======== Records to process ========

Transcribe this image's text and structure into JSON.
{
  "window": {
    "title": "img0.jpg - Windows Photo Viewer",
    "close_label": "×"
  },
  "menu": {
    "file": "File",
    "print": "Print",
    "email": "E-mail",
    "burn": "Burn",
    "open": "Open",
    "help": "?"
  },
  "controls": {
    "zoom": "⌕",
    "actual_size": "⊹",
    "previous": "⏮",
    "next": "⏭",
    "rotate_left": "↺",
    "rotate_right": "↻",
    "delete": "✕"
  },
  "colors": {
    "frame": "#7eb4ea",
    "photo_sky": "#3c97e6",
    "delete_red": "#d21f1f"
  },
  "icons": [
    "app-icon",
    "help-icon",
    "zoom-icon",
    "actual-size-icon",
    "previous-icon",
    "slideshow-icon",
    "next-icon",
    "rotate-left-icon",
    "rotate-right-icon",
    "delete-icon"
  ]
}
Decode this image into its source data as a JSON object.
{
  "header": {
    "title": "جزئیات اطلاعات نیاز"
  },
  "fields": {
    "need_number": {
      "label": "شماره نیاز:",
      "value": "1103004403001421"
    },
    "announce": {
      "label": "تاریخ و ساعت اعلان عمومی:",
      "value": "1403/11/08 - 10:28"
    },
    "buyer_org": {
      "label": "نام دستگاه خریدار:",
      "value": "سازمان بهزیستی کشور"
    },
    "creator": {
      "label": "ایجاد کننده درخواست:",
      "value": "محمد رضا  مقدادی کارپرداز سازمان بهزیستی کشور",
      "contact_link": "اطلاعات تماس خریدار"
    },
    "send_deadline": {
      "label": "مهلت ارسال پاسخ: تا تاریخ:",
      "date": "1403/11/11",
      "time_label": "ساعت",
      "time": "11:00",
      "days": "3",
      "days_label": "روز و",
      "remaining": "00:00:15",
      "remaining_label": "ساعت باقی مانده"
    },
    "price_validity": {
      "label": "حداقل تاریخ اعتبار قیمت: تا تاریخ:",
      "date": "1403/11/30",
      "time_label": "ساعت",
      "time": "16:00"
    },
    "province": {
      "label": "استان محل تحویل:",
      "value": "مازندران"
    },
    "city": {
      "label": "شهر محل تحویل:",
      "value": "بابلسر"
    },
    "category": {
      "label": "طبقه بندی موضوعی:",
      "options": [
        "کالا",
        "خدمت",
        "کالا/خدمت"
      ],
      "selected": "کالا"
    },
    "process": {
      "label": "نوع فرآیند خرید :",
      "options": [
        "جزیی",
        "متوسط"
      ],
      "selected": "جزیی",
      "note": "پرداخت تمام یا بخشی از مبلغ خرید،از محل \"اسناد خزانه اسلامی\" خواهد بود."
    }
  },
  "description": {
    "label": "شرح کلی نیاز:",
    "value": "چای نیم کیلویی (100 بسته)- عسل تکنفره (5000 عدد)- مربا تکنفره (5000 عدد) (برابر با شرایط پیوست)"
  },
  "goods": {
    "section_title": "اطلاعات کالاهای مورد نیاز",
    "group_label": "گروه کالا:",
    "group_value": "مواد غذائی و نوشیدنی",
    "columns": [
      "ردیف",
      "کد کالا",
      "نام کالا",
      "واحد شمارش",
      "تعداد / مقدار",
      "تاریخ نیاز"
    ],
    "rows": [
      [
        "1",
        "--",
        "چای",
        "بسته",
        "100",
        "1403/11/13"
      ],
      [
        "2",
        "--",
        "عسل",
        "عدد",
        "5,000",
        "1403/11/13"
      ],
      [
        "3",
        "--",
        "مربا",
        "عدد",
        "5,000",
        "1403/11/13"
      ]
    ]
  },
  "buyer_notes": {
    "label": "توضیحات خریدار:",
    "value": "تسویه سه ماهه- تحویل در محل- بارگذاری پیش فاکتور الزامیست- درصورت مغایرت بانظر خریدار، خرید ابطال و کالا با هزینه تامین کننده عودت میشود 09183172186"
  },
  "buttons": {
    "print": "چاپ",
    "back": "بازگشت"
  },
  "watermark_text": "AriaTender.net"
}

========
======== Records to process ========

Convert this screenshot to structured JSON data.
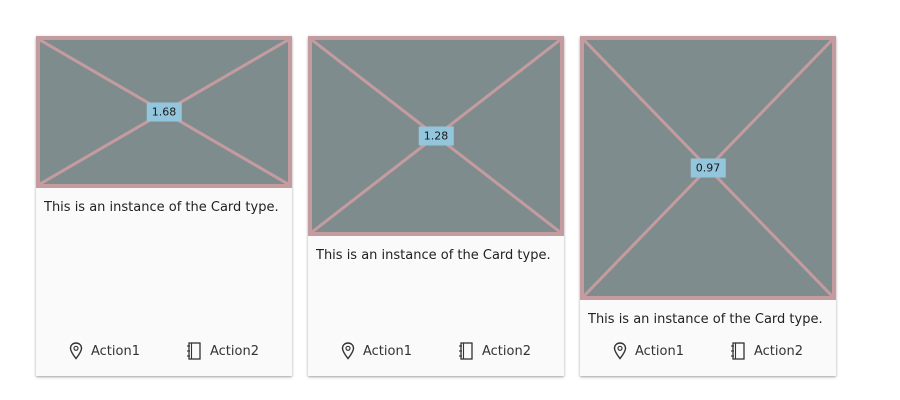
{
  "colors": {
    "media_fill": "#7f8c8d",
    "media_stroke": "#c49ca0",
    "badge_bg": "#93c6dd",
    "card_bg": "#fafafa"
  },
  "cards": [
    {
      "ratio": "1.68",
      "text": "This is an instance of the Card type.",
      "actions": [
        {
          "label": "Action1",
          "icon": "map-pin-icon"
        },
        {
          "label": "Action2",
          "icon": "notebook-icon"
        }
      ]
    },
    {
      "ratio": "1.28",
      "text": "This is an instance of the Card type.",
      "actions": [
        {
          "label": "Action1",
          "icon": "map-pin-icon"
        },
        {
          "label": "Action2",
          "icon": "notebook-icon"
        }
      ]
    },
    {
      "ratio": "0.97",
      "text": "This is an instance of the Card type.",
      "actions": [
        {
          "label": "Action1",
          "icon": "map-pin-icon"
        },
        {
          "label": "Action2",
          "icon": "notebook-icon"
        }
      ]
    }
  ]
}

========

Written request: Check all the records above and select each line where the string "تاریخ" is found.

Exercise output:
      "label": "تاریخ و ساعت اعلان عمومی:",
      "label": "مهلت ارسال پاسخ: تا تاریخ:",
      "label": "حداقل تاریخ اعتبار قیمت: تا تاریخ:",
      "تاریخ نیاز"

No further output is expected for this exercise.